> _Reading text_:
_ _ _ _ _

Internet Research Tips

Internet research is at the heart of seo for me. It’s so amazing that we have come to a point where you can glean all the information you need for any given project right from the Internet. I wonder how long it will be before we don’t even have libraries in schools anymore, and simply have computer labs?

When I was in high school, it was only 11 years ago, and did research for anything, I would usually end up in the library. I can’t remember the last time I was in a library, I can’t even remember the last time I picked up a phone book or a dictionary, can you? It seems like doing Internet research should be easy, being that there is so much information out there, but that is precisely what makes it hard.

Here are 5 Internet research tips that will help with the daunting task of sifting through the millions of websites floating around in cyber space.

    1. Long Tail Search
    Keep in mind the long tail search. If you are planning a vacation to Hawaii, you will be better off searching for hawaii vacation, hawaii lodging or hawaii attractions. Using long tail searches gives the search engine a better idea of what it is you really want enabling them to give you more relevant results.

_ _ _ _ _

> _Data lines_:
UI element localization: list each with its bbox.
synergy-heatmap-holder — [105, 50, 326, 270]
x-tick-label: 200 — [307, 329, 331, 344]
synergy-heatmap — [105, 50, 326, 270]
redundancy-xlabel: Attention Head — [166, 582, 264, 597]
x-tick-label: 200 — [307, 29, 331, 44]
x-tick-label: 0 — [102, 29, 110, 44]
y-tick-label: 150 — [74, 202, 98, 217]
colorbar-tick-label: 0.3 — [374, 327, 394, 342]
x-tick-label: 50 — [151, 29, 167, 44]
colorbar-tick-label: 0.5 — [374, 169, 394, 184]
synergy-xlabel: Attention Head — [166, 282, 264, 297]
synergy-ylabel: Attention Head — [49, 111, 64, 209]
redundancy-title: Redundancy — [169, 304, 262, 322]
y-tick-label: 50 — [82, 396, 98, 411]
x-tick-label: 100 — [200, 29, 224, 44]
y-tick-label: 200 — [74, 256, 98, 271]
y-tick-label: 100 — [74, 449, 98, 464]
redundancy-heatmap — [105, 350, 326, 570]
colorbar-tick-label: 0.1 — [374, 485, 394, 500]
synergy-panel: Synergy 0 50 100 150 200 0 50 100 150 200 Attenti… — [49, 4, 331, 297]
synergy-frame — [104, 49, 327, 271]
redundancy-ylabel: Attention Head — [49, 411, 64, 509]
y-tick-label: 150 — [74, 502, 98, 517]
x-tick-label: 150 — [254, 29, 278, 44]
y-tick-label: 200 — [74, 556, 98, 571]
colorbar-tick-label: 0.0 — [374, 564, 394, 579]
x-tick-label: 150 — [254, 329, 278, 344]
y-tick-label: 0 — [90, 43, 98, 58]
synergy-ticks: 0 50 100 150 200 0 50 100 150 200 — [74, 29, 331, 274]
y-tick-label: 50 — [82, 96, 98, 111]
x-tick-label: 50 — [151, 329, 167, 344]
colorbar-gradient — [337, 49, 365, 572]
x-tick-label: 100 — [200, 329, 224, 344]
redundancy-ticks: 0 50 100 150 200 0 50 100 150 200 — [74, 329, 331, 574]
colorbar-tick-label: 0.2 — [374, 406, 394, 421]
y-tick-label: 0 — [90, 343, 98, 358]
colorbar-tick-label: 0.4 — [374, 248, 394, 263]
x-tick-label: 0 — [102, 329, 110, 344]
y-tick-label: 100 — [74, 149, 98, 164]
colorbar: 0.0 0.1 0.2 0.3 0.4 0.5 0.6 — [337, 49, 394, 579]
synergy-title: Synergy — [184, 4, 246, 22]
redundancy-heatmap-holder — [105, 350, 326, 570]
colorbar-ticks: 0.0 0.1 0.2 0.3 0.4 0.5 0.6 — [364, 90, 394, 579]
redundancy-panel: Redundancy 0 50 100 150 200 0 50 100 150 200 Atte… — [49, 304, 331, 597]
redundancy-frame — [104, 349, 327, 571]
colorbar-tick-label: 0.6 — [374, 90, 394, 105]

_ _ _ _ _

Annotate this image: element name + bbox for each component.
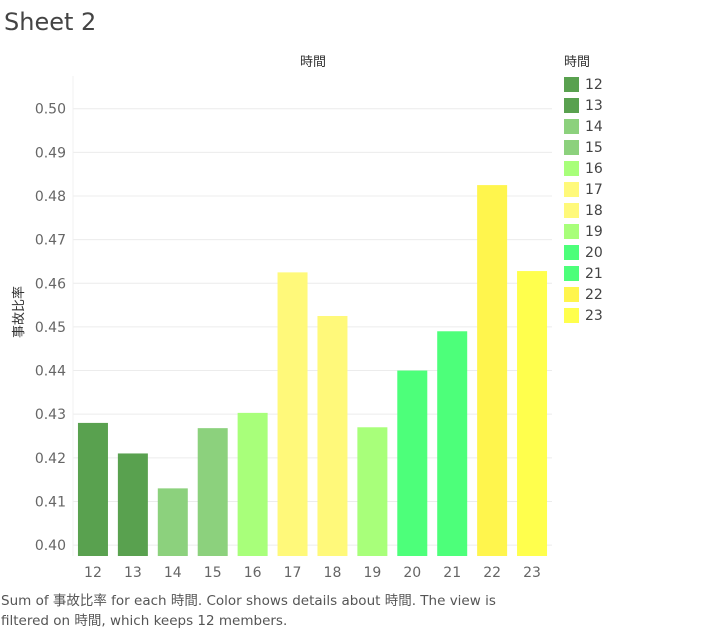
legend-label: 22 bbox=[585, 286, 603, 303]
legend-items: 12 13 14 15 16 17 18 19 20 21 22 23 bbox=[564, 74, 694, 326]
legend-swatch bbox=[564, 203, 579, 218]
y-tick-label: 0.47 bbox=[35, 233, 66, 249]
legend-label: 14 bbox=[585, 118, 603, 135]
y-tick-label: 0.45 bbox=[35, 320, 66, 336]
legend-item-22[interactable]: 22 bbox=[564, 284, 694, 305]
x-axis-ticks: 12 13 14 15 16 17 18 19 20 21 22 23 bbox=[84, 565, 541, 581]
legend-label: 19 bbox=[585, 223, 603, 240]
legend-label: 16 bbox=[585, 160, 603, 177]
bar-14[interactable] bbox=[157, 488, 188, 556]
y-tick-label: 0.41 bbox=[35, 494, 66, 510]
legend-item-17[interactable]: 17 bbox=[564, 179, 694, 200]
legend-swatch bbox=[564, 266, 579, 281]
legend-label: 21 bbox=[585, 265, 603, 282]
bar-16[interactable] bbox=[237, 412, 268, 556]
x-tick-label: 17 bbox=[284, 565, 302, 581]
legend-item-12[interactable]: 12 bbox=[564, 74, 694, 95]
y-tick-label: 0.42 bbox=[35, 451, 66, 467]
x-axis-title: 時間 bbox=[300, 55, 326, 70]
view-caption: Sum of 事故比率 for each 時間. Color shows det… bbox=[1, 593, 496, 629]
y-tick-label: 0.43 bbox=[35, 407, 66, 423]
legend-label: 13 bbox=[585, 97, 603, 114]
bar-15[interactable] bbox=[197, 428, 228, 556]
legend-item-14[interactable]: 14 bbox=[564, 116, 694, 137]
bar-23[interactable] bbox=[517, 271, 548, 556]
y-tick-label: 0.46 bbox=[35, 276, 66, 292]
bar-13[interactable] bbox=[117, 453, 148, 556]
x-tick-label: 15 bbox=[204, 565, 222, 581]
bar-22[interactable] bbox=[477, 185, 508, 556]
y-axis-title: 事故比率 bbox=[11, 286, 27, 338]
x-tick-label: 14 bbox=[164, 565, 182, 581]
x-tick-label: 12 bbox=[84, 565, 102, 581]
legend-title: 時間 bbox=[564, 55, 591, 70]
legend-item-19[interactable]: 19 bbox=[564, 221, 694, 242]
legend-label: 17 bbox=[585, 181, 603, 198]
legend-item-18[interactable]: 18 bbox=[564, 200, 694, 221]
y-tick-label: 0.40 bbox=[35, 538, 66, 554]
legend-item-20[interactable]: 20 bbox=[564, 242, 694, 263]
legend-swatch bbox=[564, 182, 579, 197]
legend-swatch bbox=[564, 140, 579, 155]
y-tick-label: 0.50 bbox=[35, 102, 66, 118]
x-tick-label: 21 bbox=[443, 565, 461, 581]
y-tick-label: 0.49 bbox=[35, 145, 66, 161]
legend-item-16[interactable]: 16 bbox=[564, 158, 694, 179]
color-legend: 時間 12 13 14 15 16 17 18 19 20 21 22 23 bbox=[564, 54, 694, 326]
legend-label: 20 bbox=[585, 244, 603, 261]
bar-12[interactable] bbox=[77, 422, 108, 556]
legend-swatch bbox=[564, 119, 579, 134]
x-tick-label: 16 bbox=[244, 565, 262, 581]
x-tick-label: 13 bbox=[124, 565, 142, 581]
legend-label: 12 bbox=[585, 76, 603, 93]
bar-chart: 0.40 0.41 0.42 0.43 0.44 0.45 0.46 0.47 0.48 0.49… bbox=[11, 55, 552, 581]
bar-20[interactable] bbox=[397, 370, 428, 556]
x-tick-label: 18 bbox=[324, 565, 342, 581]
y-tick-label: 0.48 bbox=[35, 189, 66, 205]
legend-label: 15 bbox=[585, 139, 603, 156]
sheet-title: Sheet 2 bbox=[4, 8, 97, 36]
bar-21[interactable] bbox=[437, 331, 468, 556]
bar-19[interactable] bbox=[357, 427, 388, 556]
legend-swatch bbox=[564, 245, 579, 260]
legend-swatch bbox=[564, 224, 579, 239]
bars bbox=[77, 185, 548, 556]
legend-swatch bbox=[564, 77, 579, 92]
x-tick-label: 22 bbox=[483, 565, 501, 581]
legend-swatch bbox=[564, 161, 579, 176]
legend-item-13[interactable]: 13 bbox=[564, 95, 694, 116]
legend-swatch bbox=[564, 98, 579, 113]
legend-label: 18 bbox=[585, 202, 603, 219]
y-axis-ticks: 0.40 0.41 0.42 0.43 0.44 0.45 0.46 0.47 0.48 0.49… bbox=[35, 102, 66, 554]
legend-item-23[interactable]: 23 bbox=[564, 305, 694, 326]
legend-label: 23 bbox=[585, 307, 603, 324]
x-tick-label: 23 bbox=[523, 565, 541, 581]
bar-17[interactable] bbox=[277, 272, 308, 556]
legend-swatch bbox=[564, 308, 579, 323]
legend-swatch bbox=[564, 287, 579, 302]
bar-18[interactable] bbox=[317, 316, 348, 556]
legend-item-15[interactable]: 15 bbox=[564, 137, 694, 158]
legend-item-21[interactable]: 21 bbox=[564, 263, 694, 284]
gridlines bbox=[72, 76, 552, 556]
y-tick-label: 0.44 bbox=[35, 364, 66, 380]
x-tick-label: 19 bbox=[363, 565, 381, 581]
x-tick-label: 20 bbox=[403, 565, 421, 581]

_ _ _ _ _

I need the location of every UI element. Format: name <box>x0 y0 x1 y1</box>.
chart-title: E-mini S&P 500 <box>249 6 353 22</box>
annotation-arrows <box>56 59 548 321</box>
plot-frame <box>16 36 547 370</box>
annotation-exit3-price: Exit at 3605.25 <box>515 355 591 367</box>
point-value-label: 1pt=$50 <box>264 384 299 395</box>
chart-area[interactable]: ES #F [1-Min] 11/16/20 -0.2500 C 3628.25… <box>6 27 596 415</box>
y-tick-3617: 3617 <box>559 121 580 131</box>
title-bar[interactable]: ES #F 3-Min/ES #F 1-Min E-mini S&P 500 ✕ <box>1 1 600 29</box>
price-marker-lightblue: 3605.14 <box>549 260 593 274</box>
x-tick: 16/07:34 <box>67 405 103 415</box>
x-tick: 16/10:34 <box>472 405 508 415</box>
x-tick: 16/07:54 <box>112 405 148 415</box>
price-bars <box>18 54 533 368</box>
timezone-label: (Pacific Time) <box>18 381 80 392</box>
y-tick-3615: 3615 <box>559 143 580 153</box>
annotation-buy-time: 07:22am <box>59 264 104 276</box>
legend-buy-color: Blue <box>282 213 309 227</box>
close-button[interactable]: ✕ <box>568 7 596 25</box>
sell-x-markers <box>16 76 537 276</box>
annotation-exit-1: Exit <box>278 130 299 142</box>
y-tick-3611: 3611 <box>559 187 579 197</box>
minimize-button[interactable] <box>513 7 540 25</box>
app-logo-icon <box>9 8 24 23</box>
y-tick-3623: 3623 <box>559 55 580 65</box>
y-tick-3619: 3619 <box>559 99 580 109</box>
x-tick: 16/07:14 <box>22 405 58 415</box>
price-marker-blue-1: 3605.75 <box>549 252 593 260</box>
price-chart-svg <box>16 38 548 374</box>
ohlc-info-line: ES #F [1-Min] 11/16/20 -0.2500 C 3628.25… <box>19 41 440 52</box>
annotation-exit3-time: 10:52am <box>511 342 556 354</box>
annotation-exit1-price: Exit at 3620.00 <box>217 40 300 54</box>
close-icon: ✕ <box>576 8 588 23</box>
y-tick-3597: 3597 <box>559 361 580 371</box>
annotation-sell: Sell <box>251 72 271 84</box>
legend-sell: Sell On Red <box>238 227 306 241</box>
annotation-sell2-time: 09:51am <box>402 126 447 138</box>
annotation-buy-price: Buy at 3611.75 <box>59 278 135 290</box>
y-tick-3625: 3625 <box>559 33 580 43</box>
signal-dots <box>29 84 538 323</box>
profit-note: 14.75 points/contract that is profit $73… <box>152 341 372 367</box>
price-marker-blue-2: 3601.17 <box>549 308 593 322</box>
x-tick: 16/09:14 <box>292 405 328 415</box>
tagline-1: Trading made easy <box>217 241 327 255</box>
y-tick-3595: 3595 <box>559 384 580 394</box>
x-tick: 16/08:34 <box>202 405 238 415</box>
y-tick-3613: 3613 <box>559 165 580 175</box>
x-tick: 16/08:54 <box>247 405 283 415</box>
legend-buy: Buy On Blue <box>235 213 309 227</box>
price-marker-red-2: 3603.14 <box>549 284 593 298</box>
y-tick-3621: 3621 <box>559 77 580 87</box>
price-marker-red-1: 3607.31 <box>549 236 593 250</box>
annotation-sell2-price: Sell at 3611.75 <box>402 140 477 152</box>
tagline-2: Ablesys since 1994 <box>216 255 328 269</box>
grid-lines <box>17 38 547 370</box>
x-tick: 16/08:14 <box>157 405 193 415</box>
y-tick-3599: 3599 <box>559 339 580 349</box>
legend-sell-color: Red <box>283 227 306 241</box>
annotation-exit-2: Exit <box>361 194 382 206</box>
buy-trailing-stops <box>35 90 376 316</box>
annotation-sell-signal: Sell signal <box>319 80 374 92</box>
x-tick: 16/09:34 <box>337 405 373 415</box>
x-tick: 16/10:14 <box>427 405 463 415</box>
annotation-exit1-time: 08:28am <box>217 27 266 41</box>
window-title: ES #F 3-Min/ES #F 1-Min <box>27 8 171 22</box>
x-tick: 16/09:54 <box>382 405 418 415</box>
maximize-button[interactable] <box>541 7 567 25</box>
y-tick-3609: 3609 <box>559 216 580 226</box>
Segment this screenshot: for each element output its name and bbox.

_ _ _ _ _

> _Exercise instructions_:
A. List each search phrase the page on internet research tips suggests for planning a Hawaii vacation.
B. Write the next part of the page on internet research tips, continuing after its first tip.

> _Answers to each task_:
A. hawaii vacation, hawaii lodging, hawaii attractions

B.
    2. Exact Phrase Search
    If you want a website that includes an exact phrase, say you are looking for lyrics to a song, use quotes around the phrase – “hey mr tambourine man”. This can come in especially handy if you are looking for something ultra specific.
    3. Utilizing Alexa
    Many Internet professionals will tell you that Alexa rankings are skewed, and I would agree. But what you can use Alexa for is simply to give you some insight into the popularity of a site. If there are multiple sites out there on the topic you are researching, which there usually are, find out what each’s Alexa rank is. If one of the sites has a rank of 15,000 compared to other having 8,000,000 you can be pretty sure that the first of the two is more of an authority on the subject. This isn’t always the case, but it’s a good tool to use in many circumstances.
    4. Explore Subject Directories
    If you want to build your own house, are having a baby, thinking about homeschooling, seeking a web designer etc. check out the various directories pertaining to the specific subject. This will save you a whole bunch of time. Directories are especially designed to group like information together.
    5. Blogs & Forums
    Blogs and forums are great tools because you can communicate with others and read what the average person as well as subject experts have to say about given topics. You can ask questions, find real life examples, watch or participate in on-line discussions. The possibilities are endless.

Internet research is the best part of my job as an SEO. The Internet is truly the garden of information, we just need to learn how to weed through it.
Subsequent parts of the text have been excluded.